**** Data shown ****
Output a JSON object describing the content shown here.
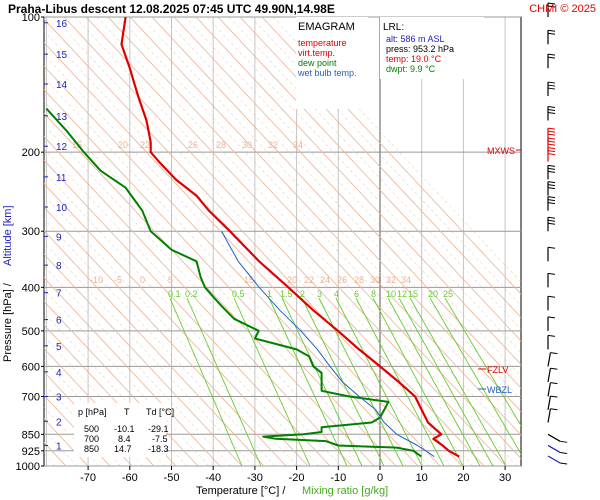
{
  "header": {
    "title": "Praha-Libus   descent   12.08.2025 07:45 UTC  49.90N,14.98E",
    "credit": "CHMI © 2025"
  },
  "legend": {
    "heading": "EMAGRAM",
    "items": [
      {
        "label": "temperature",
        "color": "#e00000"
      },
      {
        "label": "virt.temp.",
        "color": "#e00000"
      },
      {
        "label": "dew point",
        "color": "#008000"
      },
      {
        "label": "wet bulb temp.",
        "color": "#2060c0"
      }
    ]
  },
  "lrl": {
    "heading": "LRL:",
    "alt": "alt: 586 m ASL",
    "press": "press: 953.2 hPa",
    "temp": "temp: 19.0 °C",
    "dwpt": "dwpt: 9.9 °C"
  },
  "levels_table": {
    "headers": [
      "p [hPa]",
      "T",
      "Td [°C]"
    ],
    "rows": [
      [
        "500",
        "-10.1",
        "-29.1"
      ],
      [
        "700",
        "8.4",
        "-7.5"
      ],
      [
        "850",
        "14.7",
        "-18.3"
      ]
    ]
  },
  "markers": {
    "mxws": "MXWS",
    "fzlv": "FZLV",
    "wbzl": "WBZL"
  },
  "axes": {
    "xlabel_temp": "Temperature [°C]  /",
    "xlabel_mix": "Mixing ratio [g/kg]",
    "ylabel_pressure": "Pressure [hPa]  /",
    "ylabel_alt": "Altitude [km]"
  },
  "colors": {
    "temperature": "#e00000",
    "dewpoint": "#008000",
    "wetbulb": "#2060c0",
    "isotherm": "#c4c4c4",
    "dry_adiabat": "#f0b090",
    "mixing_ratio": "#66cc33",
    "altitude": "#2020c0"
  },
  "chart_data": {
    "type": "line",
    "xlim": [
      -80,
      40
    ],
    "ylim_pressure": [
      1000,
      100
    ],
    "pressure_ticks": [
      100,
      200,
      300,
      400,
      500,
      600,
      700,
      850,
      925,
      1000
    ],
    "temp_ticks": [
      -70,
      -60,
      -50,
      -40,
      -30,
      -20,
      -10,
      0,
      10,
      20,
      30
    ],
    "altitude_ticks_km": [
      {
        "km": "1",
        "p": 900
      },
      {
        "km": "2",
        "p": 795
      },
      {
        "km": "3",
        "p": 700
      },
      {
        "km": "4",
        "p": 617
      },
      {
        "km": "5",
        "p": 540
      },
      {
        "km": "6",
        "p": 472
      },
      {
        "km": "7",
        "p": 411
      },
      {
        "km": "8",
        "p": 357
      },
      {
        "km": "9",
        "p": 308
      },
      {
        "km": "10",
        "p": 265
      },
      {
        "km": "11",
        "p": 227
      },
      {
        "km": "12",
        "p": 194
      },
      {
        "km": "13",
        "p": 166
      },
      {
        "km": "14",
        "p": 141
      },
      {
        "km": "15",
        "p": 121
      },
      {
        "km": "16",
        "p": 103
      }
    ],
    "adiabat_labels_top": [
      "15",
      "20",
      "22",
      "26",
      "28",
      "30",
      "32",
      "34"
    ],
    "adiabat_labels_mid": [
      "-10",
      "-5",
      "0",
      "5",
      "15",
      "20",
      "22",
      "24",
      "26",
      "28",
      "30",
      "32",
      "34"
    ],
    "mixing_ratio_labels": [
      "0.1",
      "0.2",
      "0.5",
      "1",
      "1.5",
      "2",
      "3",
      "4",
      "6",
      "8",
      "10",
      "12",
      "15",
      "20",
      "25"
    ],
    "series": [
      {
        "name": "temperature",
        "points": [
          [
            953,
            19
          ],
          [
            925,
            16.5
          ],
          [
            900,
            15
          ],
          [
            870,
            12.8
          ],
          [
            850,
            14.7
          ],
          [
            800,
            11.5
          ],
          [
            750,
            10
          ],
          [
            700,
            8.4
          ],
          [
            650,
            4.5
          ],
          [
            600,
            0
          ],
          [
            550,
            -5
          ],
          [
            500,
            -10.1
          ],
          [
            450,
            -16
          ],
          [
            400,
            -22
          ],
          [
            350,
            -29
          ],
          [
            300,
            -36
          ],
          [
            270,
            -41
          ],
          [
            250,
            -44
          ],
          [
            230,
            -49
          ],
          [
            210,
            -53
          ],
          [
            200,
            -55
          ],
          [
            190,
            -55
          ],
          [
            170,
            -56
          ],
          [
            150,
            -58
          ],
          [
            130,
            -60
          ],
          [
            115,
            -62
          ],
          [
            100,
            -61
          ]
        ]
      },
      {
        "name": "dew point",
        "points": [
          [
            953,
            9.9
          ],
          [
            925,
            8
          ],
          [
            910,
            4
          ],
          [
            900,
            -10
          ],
          [
            880,
            -13
          ],
          [
            870,
            -25
          ],
          [
            860,
            -28
          ],
          [
            850,
            -18.3
          ],
          [
            840,
            -14
          ],
          [
            820,
            -14
          ],
          [
            800,
            -2
          ],
          [
            780,
            0
          ],
          [
            750,
            1
          ],
          [
            720,
            2
          ],
          [
            700,
            -7.5
          ],
          [
            680,
            -14
          ],
          [
            650,
            -14
          ],
          [
            620,
            -14
          ],
          [
            600,
            -16
          ],
          [
            570,
            -17
          ],
          [
            550,
            -20
          ],
          [
            520,
            -30
          ],
          [
            500,
            -29.1
          ],
          [
            470,
            -35
          ],
          [
            440,
            -38
          ],
          [
            420,
            -40
          ],
          [
            400,
            -42
          ],
          [
            380,
            -43
          ],
          [
            350,
            -44
          ],
          [
            330,
            -50
          ],
          [
            300,
            -55
          ],
          [
            270,
            -57
          ],
          [
            240,
            -61
          ],
          [
            220,
            -67
          ],
          [
            200,
            -71
          ],
          [
            180,
            -75
          ],
          [
            160,
            -80
          ]
        ]
      },
      {
        "name": "wet bulb temp.",
        "points": [
          [
            953,
            13
          ],
          [
            925,
            11
          ],
          [
            900,
            9
          ],
          [
            850,
            4
          ],
          [
            800,
            1
          ],
          [
            750,
            -1
          ],
          [
            700,
            -5
          ],
          [
            650,
            -9
          ],
          [
            600,
            -12
          ],
          [
            550,
            -15
          ],
          [
            500,
            -19
          ],
          [
            450,
            -24
          ],
          [
            400,
            -29
          ],
          [
            350,
            -34
          ],
          [
            300,
            -38
          ]
        ]
      }
    ],
    "wind_barbs_pressure": [
      950,
      900,
      850,
      800,
      750,
      700,
      650,
      600,
      550,
      500,
      450,
      400,
      350,
      300,
      270,
      250,
      230,
      210,
      200,
      190,
      170,
      150,
      130,
      115,
      100
    ]
  }
}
****
Direction:
Each entry should be repeated exactly as it appears; the pictures stay out.

Written answer:
Output a JSON object describing the content shown here.
{
  "header": {
    "title": "Praha-Libus   descent   12.08.2025 07:45 UTC  49.90N,14.98E",
    "credit": "CHMI © 2025"
  },
  "legend": {
    "heading": "EMAGRAM",
    "items": [
      {
        "label": "temperature",
        "color": "#e00000"
      },
      {
        "label": "virt.temp.",
        "color": "#e00000"
      },
      {
        "label": "dew point",
        "color": "#008000"
      },
      {
        "label": "wet bulb temp.",
        "color": "#2060c0"
      }
    ]
  },
  "lrl": {
    "heading": "LRL:",
    "alt": "alt: 586 m ASL",
    "press": "press: 953.2 hPa",
    "temp": "temp: 19.0 °C",
    "dwpt": "dwpt: 9.9 °C"
  },
  "levels_table": {
    "headers": [
      "p [hPa]",
      "T",
      "Td [°C]"
    ],
    "rows": [
      [
        "500",
        "-10.1",
        "-29.1"
      ],
      [
        "700",
        "8.4",
        "-7.5"
      ],
      [
        "850",
        "14.7",
        "-18.3"
      ]
    ]
  },
  "markers": {
    "mxws": "MXWS",
    "fzlv": "FZLV",
    "wbzl": "WBZL"
  },
  "axes": {
    "xlabel_temp": "Temperature [°C]  /",
    "xlabel_mix": "Mixing ratio [g/kg]",
    "ylabel_pressure": "Pressure [hPa]  /",
    "ylabel_alt": "Altitude [km]"
  },
  "colors": {
    "temperature": "#e00000",
    "dewpoint": "#008000",
    "wetbulb": "#2060c0",
    "isotherm": "#c4c4c4",
    "dry_adiabat": "#f0b090",
    "mixing_ratio": "#66cc33",
    "altitude": "#2020c0"
  },
  "chart_data": {
    "type": "line",
    "xlim": [
      -80,
      40
    ],
    "ylim_pressure": [
      1000,
      100
    ],
    "pressure_ticks": [
      100,
      200,
      300,
      400,
      500,
      600,
      700,
      850,
      925,
      1000
    ],
    "temp_ticks": [
      -70,
      -60,
      -50,
      -40,
      -30,
      -20,
      -10,
      0,
      10,
      20,
      30
    ],
    "altitude_ticks_km": [
      {
        "km": "1",
        "p": 900
      },
      {
        "km": "2",
        "p": 795
      },
      {
        "km": "3",
        "p": 700
      },
      {
        "km": "4",
        "p": 617
      },
      {
        "km": "5",
        "p": 540
      },
      {
        "km": "6",
        "p": 472
      },
      {
        "km": "7",
        "p": 411
      },
      {
        "km": "8",
        "p": 357
      },
      {
        "km": "9",
        "p": 308
      },
      {
        "km": "10",
        "p": 265
      },
      {
        "km": "11",
        "p": 227
      },
      {
        "km": "12",
        "p": 194
      },
      {
        "km": "13",
        "p": 166
      },
      {
        "km": "14",
        "p": 141
      },
      {
        "km": "15",
        "p": 121
      },
      {
        "km": "16",
        "p": 103
      }
    ],
    "adiabat_labels_top": [
      "15",
      "20",
      "22",
      "26",
      "28",
      "30",
      "32",
      "34"
    ],
    "adiabat_labels_mid": [
      "-10",
      "-5",
      "0",
      "5",
      "15",
      "20",
      "22",
      "24",
      "26",
      "28",
      "30",
      "32",
      "34"
    ],
    "mixing_ratio_labels": [
      "0.1",
      "0.2",
      "0.5",
      "1",
      "1.5",
      "2",
      "3",
      "4",
      "6",
      "8",
      "10",
      "12",
      "15",
      "20",
      "25"
    ],
    "series": [
      {
        "name": "temperature",
        "points": [
          [
            953,
            19
          ],
          [
            925,
            16.5
          ],
          [
            900,
            15
          ],
          [
            870,
            12.8
          ],
          [
            850,
            14.7
          ],
          [
            800,
            11.5
          ],
          [
            750,
            10
          ],
          [
            700,
            8.4
          ],
          [
            650,
            4.5
          ],
          [
            600,
            0
          ],
          [
            550,
            -5
          ],
          [
            500,
            -10.1
          ],
          [
            450,
            -16
          ],
          [
            400,
            -22
          ],
          [
            350,
            -29
          ],
          [
            300,
            -36
          ],
          [
            270,
            -41
          ],
          [
            250,
            -44
          ],
          [
            230,
            -49
          ],
          [
            210,
            -53
          ],
          [
            200,
            -55
          ],
          [
            190,
            -55
          ],
          [
            170,
            -56
          ],
          [
            150,
            -58
          ],
          [
            130,
            -60
          ],
          [
            115,
            -62
          ],
          [
            100,
            -61
          ]
        ]
      },
      {
        "name": "dew point",
        "points": [
          [
            953,
            9.9
          ],
          [
            925,
            8
          ],
          [
            910,
            4
          ],
          [
            900,
            -10
          ],
          [
            880,
            -13
          ],
          [
            870,
            -25
          ],
          [
            860,
            -28
          ],
          [
            850,
            -18.3
          ],
          [
            840,
            -14
          ],
          [
            820,
            -14
          ],
          [
            800,
            -2
          ],
          [
            780,
            0
          ],
          [
            750,
            1
          ],
          [
            720,
            2
          ],
          [
            700,
            -7.5
          ],
          [
            680,
            -14
          ],
          [
            650,
            -14
          ],
          [
            620,
            -14
          ],
          [
            600,
            -16
          ],
          [
            570,
            -17
          ],
          [
            550,
            -20
          ],
          [
            520,
            -30
          ],
          [
            500,
            -29.1
          ],
          [
            470,
            -35
          ],
          [
            440,
            -38
          ],
          [
            420,
            -40
          ],
          [
            400,
            -42
          ],
          [
            380,
            -43
          ],
          [
            350,
            -44
          ],
          [
            330,
            -50
          ],
          [
            300,
            -55
          ],
          [
            270,
            -57
          ],
          [
            240,
            -61
          ],
          [
            220,
            -67
          ],
          [
            200,
            -71
          ],
          [
            180,
            -75
          ],
          [
            160,
            -80
          ]
        ]
      },
      {
        "name": "wet bulb temp.",
        "points": [
          [
            953,
            13
          ],
          [
            925,
            11
          ],
          [
            900,
            9
          ],
          [
            850,
            4
          ],
          [
            800,
            1
          ],
          [
            750,
            -1
          ],
          [
            700,
            -5
          ],
          [
            650,
            -9
          ],
          [
            600,
            -12
          ],
          [
            550,
            -15
          ],
          [
            500,
            -19
          ],
          [
            450,
            -24
          ],
          [
            400,
            -29
          ],
          [
            350,
            -34
          ],
          [
            300,
            -38
          ]
        ]
      }
    ],
    "wind_barbs_pressure": [
      950,
      900,
      850,
      800,
      750,
      700,
      650,
      600,
      550,
      500,
      450,
      400,
      350,
      300,
      270,
      250,
      230,
      210,
      200,
      190,
      170,
      150,
      130,
      115,
      100
    ]
  }
}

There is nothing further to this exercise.